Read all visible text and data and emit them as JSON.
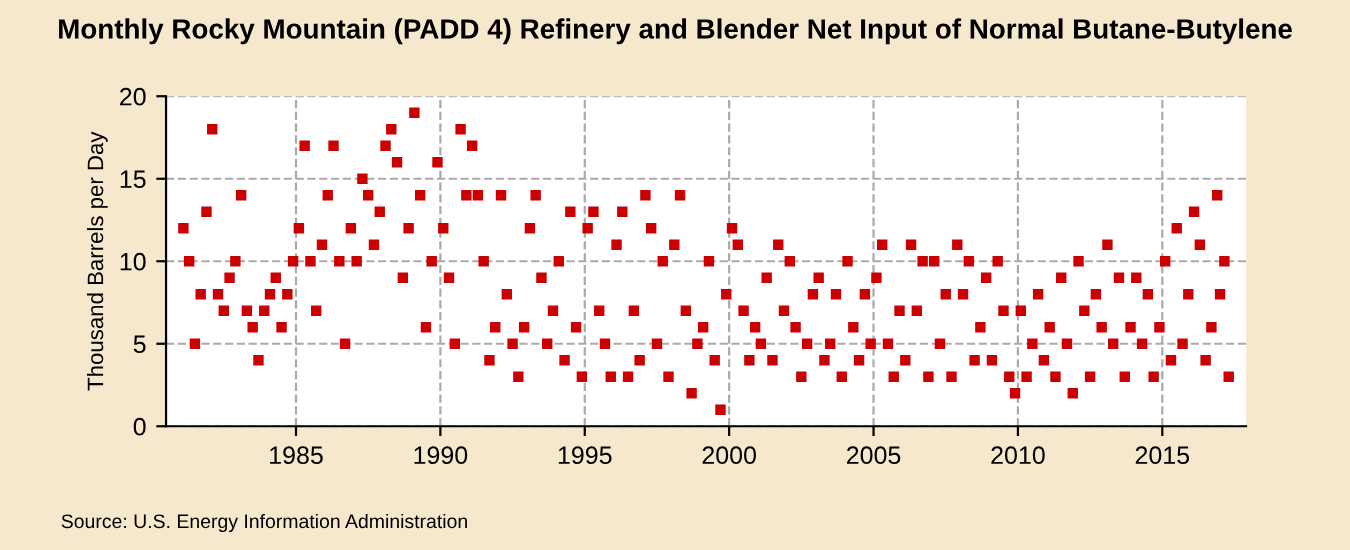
{
  "chart_data": {
    "type": "scatter",
    "title": "Monthly Rocky Mountain (PADD 4) Refinery and Blender Net Input of Normal Butane-Butylene",
    "ylabel": "Thousand Barrels per Day",
    "annotations": [
      "Source: U.S. Energy Information Administration"
    ],
    "x": [
      1981.1,
      1981.3,
      1981.5,
      1981.7,
      1981.9,
      1982.1,
      1982.3,
      1982.5,
      1982.7,
      1982.9,
      1983.1,
      1983.3,
      1983.5,
      1983.7,
      1983.9,
      1984.1,
      1984.3,
      1984.5,
      1984.7,
      1984.9,
      1985.1,
      1985.3,
      1985.5,
      1985.7,
      1985.9,
      1986.1,
      1986.3,
      1986.5,
      1986.7,
      1986.9,
      1987.1,
      1987.3,
      1987.5,
      1987.7,
      1987.9,
      1988.1,
      1988.3,
      1988.5,
      1988.7,
      1988.9,
      1989.1,
      1989.3,
      1989.5,
      1989.7,
      1989.9,
      1990.1,
      1990.3,
      1990.5,
      1990.7,
      1990.9,
      1991.1,
      1991.3,
      1991.5,
      1991.7,
      1991.9,
      1992.1,
      1992.3,
      1992.5,
      1992.7,
      1992.9,
      1993.1,
      1993.3,
      1993.5,
      1993.7,
      1993.9,
      1994.1,
      1994.3,
      1994.5,
      1994.7,
      1994.9,
      1995.1,
      1995.3,
      1995.5,
      1995.7,
      1995.9,
      1996.1,
      1996.3,
      1996.5,
      1996.7,
      1996.9,
      1997.1,
      1997.3,
      1997.5,
      1997.7,
      1997.9,
      1998.1,
      1998.3,
      1998.5,
      1998.7,
      1998.9,
      1999.1,
      1999.3,
      1999.5,
      1999.7,
      1999.9,
      2000.1,
      2000.3,
      2000.5,
      2000.7,
      2000.9,
      2001.1,
      2001.3,
      2001.5,
      2001.7,
      2001.9,
      2002.1,
      2002.3,
      2002.5,
      2002.7,
      2002.9,
      2003.1,
      2003.3,
      2003.5,
      2003.7,
      2003.9,
      2004.1,
      2004.3,
      2004.5,
      2004.7,
      2004.9,
      2005.1,
      2005.3,
      2005.5,
      2005.7,
      2005.9,
      2006.1,
      2006.3,
      2006.5,
      2006.7,
      2006.9,
      2007.1,
      2007.3,
      2007.5,
      2007.7,
      2007.9,
      2008.1,
      2008.3,
      2008.5,
      2008.7,
      2008.9,
      2009.1,
      2009.3,
      2009.5,
      2009.7,
      2009.9,
      2010.1,
      2010.3,
      2010.5,
      2010.7,
      2010.9,
      2011.1,
      2011.3,
      2011.5,
      2011.7,
      2011.9,
      2012.1,
      2012.3,
      2012.5,
      2012.7,
      2012.9,
      2013.1,
      2013.3,
      2013.5,
      2013.7,
      2013.9,
      2014.1,
      2014.3,
      2014.5,
      2014.7,
      2014.9,
      2015.1,
      2015.3,
      2015.5,
      2015.7,
      2015.9,
      2016.1,
      2016.3,
      2016.5,
      2016.7,
      2016.9,
      2017.0,
      2017.15,
      2017.3
    ],
    "values": [
      12,
      10,
      5,
      8,
      13,
      18,
      8,
      7,
      9,
      10,
      14,
      7,
      6,
      4,
      7,
      8,
      9,
      6,
      8,
      10,
      12,
      17,
      10,
      7,
      11,
      14,
      17,
      10,
      5,
      12,
      10,
      15,
      14,
      11,
      13,
      17,
      18,
      16,
      9,
      12,
      19,
      14,
      6,
      10,
      16,
      12,
      9,
      5,
      18,
      14,
      17,
      14,
      10,
      4,
      6,
      14,
      8,
      5,
      3,
      6,
      12,
      14,
      9,
      5,
      7,
      10,
      4,
      13,
      6,
      3,
      12,
      13,
      7,
      5,
      3,
      11,
      13,
      3,
      7,
      4,
      14,
      12,
      5,
      10,
      3,
      11,
      14,
      7,
      2,
      5,
      6,
      10,
      4,
      1,
      8,
      12,
      11,
      7,
      4,
      6,
      5,
      9,
      4,
      11,
      7,
      10,
      6,
      3,
      5,
      8,
      9,
      4,
      5,
      8,
      3,
      10,
      6,
      4,
      8,
      5,
      9,
      11,
      5,
      3,
      7,
      4,
      11,
      7,
      10,
      3,
      10,
      5,
      8,
      3,
      11,
      8,
      10,
      4,
      6,
      9,
      4,
      10,
      7,
      3,
      2,
      7,
      3,
      5,
      8,
      4,
      6,
      3,
      9,
      5,
      2,
      10,
      7,
      3,
      8,
      6,
      11,
      5,
      9,
      3,
      6,
      9,
      5,
      8,
      3,
      6,
      10,
      4,
      12,
      5,
      8,
      13,
      11,
      4,
      6,
      14,
      8,
      10,
      3
    ],
    "color": "#cc0000",
    "marker": "square",
    "xlim": [
      1980.5,
      2017.9
    ],
    "xticks": [
      1985,
      1990,
      1995,
      2000,
      2005,
      2010,
      2015
    ],
    "ylim": [
      0,
      20
    ],
    "yticks": [
      0,
      5,
      10,
      15,
      20
    ],
    "grid": true
  }
}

----------

Repeat each line of the records above exactly, but do not copy the pictures.

→ Exercise output:
Read all visible text and data and emit them as JSON.
{
  "chart_data": {
    "type": "scatter",
    "title": "Monthly Rocky Mountain (PADD 4) Refinery and Blender Net Input of Normal Butane-Butylene",
    "ylabel": "Thousand Barrels per Day",
    "annotations": [
      "Source: U.S. Energy Information Administration"
    ],
    "x": [
      1981.1,
      1981.3,
      1981.5,
      1981.7,
      1981.9,
      1982.1,
      1982.3,
      1982.5,
      1982.7,
      1982.9,
      1983.1,
      1983.3,
      1983.5,
      1983.7,
      1983.9,
      1984.1,
      1984.3,
      1984.5,
      1984.7,
      1984.9,
      1985.1,
      1985.3,
      1985.5,
      1985.7,
      1985.9,
      1986.1,
      1986.3,
      1986.5,
      1986.7,
      1986.9,
      1987.1,
      1987.3,
      1987.5,
      1987.7,
      1987.9,
      1988.1,
      1988.3,
      1988.5,
      1988.7,
      1988.9,
      1989.1,
      1989.3,
      1989.5,
      1989.7,
      1989.9,
      1990.1,
      1990.3,
      1990.5,
      1990.7,
      1990.9,
      1991.1,
      1991.3,
      1991.5,
      1991.7,
      1991.9,
      1992.1,
      1992.3,
      1992.5,
      1992.7,
      1992.9,
      1993.1,
      1993.3,
      1993.5,
      1993.7,
      1993.9,
      1994.1,
      1994.3,
      1994.5,
      1994.7,
      1994.9,
      1995.1,
      1995.3,
      1995.5,
      1995.7,
      1995.9,
      1996.1,
      1996.3,
      1996.5,
      1996.7,
      1996.9,
      1997.1,
      1997.3,
      1997.5,
      1997.7,
      1997.9,
      1998.1,
      1998.3,
      1998.5,
      1998.7,
      1998.9,
      1999.1,
      1999.3,
      1999.5,
      1999.7,
      1999.9,
      2000.1,
      2000.3,
      2000.5,
      2000.7,
      2000.9,
      2001.1,
      2001.3,
      2001.5,
      2001.7,
      2001.9,
      2002.1,
      2002.3,
      2002.5,
      2002.7,
      2002.9,
      2003.1,
      2003.3,
      2003.5,
      2003.7,
      2003.9,
      2004.1,
      2004.3,
      2004.5,
      2004.7,
      2004.9,
      2005.1,
      2005.3,
      2005.5,
      2005.7,
      2005.9,
      2006.1,
      2006.3,
      2006.5,
      2006.7,
      2006.9,
      2007.1,
      2007.3,
      2007.5,
      2007.7,
      2007.9,
      2008.1,
      2008.3,
      2008.5,
      2008.7,
      2008.9,
      2009.1,
      2009.3,
      2009.5,
      2009.7,
      2009.9,
      2010.1,
      2010.3,
      2010.5,
      2010.7,
      2010.9,
      2011.1,
      2011.3,
      2011.5,
      2011.7,
      2011.9,
      2012.1,
      2012.3,
      2012.5,
      2012.7,
      2012.9,
      2013.1,
      2013.3,
      2013.5,
      2013.7,
      2013.9,
      2014.1,
      2014.3,
      2014.5,
      2014.7,
      2014.9,
      2015.1,
      2015.3,
      2015.5,
      2015.7,
      2015.9,
      2016.1,
      2016.3,
      2016.5,
      2016.7,
      2016.9,
      2017.0,
      2017.15,
      2017.3
    ],
    "values": [
      12,
      10,
      5,
      8,
      13,
      18,
      8,
      7,
      9,
      10,
      14,
      7,
      6,
      4,
      7,
      8,
      9,
      6,
      8,
      10,
      12,
      17,
      10,
      7,
      11,
      14,
      17,
      10,
      5,
      12,
      10,
      15,
      14,
      11,
      13,
      17,
      18,
      16,
      9,
      12,
      19,
      14,
      6,
      10,
      16,
      12,
      9,
      5,
      18,
      14,
      17,
      14,
      10,
      4,
      6,
      14,
      8,
      5,
      3,
      6,
      12,
      14,
      9,
      5,
      7,
      10,
      4,
      13,
      6,
      3,
      12,
      13,
      7,
      5,
      3,
      11,
      13,
      3,
      7,
      4,
      14,
      12,
      5,
      10,
      3,
      11,
      14,
      7,
      2,
      5,
      6,
      10,
      4,
      1,
      8,
      12,
      11,
      7,
      4,
      6,
      5,
      9,
      4,
      11,
      7,
      10,
      6,
      3,
      5,
      8,
      9,
      4,
      5,
      8,
      3,
      10,
      6,
      4,
      8,
      5,
      9,
      11,
      5,
      3,
      7,
      4,
      11,
      7,
      10,
      3,
      10,
      5,
      8,
      3,
      11,
      8,
      10,
      4,
      6,
      9,
      4,
      10,
      7,
      3,
      2,
      7,
      3,
      5,
      8,
      4,
      6,
      3,
      9,
      5,
      2,
      10,
      7,
      3,
      8,
      6,
      11,
      5,
      9,
      3,
      6,
      9,
      5,
      8,
      3,
      6,
      10,
      4,
      12,
      5,
      8,
      13,
      11,
      4,
      6,
      14,
      8,
      10,
      3
    ],
    "color": "#cc0000",
    "marker": "square",
    "xlim": [
      1980.5,
      2017.9
    ],
    "xticks": [
      1985,
      1990,
      1995,
      2000,
      2005,
      2010,
      2015
    ],
    "ylim": [
      0,
      20
    ],
    "yticks": [
      0,
      5,
      10,
      15,
      20
    ],
    "grid": true
  }
}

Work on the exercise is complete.